» **What the task asks**: Each entry below is to be duplicated verbatim.

» **Record list**:
-*-

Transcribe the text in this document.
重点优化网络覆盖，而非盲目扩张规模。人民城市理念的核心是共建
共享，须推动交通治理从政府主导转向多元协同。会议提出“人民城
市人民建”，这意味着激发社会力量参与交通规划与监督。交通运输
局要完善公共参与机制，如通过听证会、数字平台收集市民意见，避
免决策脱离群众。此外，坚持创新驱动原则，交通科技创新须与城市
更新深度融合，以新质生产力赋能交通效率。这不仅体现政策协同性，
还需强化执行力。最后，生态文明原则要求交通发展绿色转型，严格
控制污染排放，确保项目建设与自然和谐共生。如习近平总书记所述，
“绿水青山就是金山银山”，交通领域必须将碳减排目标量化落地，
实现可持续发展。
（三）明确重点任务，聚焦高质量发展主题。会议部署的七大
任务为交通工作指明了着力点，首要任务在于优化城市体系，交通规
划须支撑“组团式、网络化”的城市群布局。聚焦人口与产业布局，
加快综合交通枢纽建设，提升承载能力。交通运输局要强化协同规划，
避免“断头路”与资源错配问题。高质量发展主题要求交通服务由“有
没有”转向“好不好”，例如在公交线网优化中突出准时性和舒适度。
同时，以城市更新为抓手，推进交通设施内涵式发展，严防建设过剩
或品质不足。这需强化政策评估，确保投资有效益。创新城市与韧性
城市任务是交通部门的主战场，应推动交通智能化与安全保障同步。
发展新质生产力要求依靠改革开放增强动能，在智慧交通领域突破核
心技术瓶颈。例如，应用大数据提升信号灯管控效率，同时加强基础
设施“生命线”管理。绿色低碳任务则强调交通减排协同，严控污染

-*-

» **Full response**:
Transcribe the text in this document.
重点优化网络覆盖，而非盲目扩张规模。人民城市理念的核心是共建
共享，须推动交通治理从政府主导转向多元协同。会议提出“人民城
市人民建”，这意味着激发社会力量参与交通规划与监督。交通运输
局要完善公共参与机制，如通过听证会、数字平台收集市民意见，避
免决策脱离群众。此外，坚持创新驱动原则，交通科技创新须与城市
更新深度融合，以新质生产力赋能交通效率。这不仅体现政策协同性，
还需强化执行力。最后，生态文明原则要求交通发展绿色转型，严格
控制污染排放，确保项目建设与自然和谐共生。如习近平总书记所述，
“绿水青山就是金山银山”，交通领域必须将碳减排目标量化落地，
实现可持续发展。
（三）明确重点任务，聚焦高质量发展主题。会议部署的七大
任务为交通工作指明了着力点，首要任务在于优化城市体系，交通规
划须支撑“组团式、网络化”的城市群布局。聚焦人口与产业布局，
加快综合交通枢纽建设，提升承载能力。交通运输局要强化协同规划，
避免“断头路”与资源错配问题。高质量发展主题要求交通服务由“有
没有”转向“好不好”，例如在公交线网优化中突出准时性和舒适度。
同时，以城市更新为抓手，推进交通设施内涵式发展，严防建设过剩
或品质不足。这需强化政策评估，确保投资有效益。创新城市与韧性
城市任务是交通部门的主战场，应推动交通智能化与安全保障同步。
发展新质生产力要求依靠改革开放增强动能，在智慧交通领域突破核
心技术瓶颈。例如，应用大数据提升信号灯管控效率，同时加强基础
设施“生命线”管理。绿色低碳任务则强调交通减排协同，严控污染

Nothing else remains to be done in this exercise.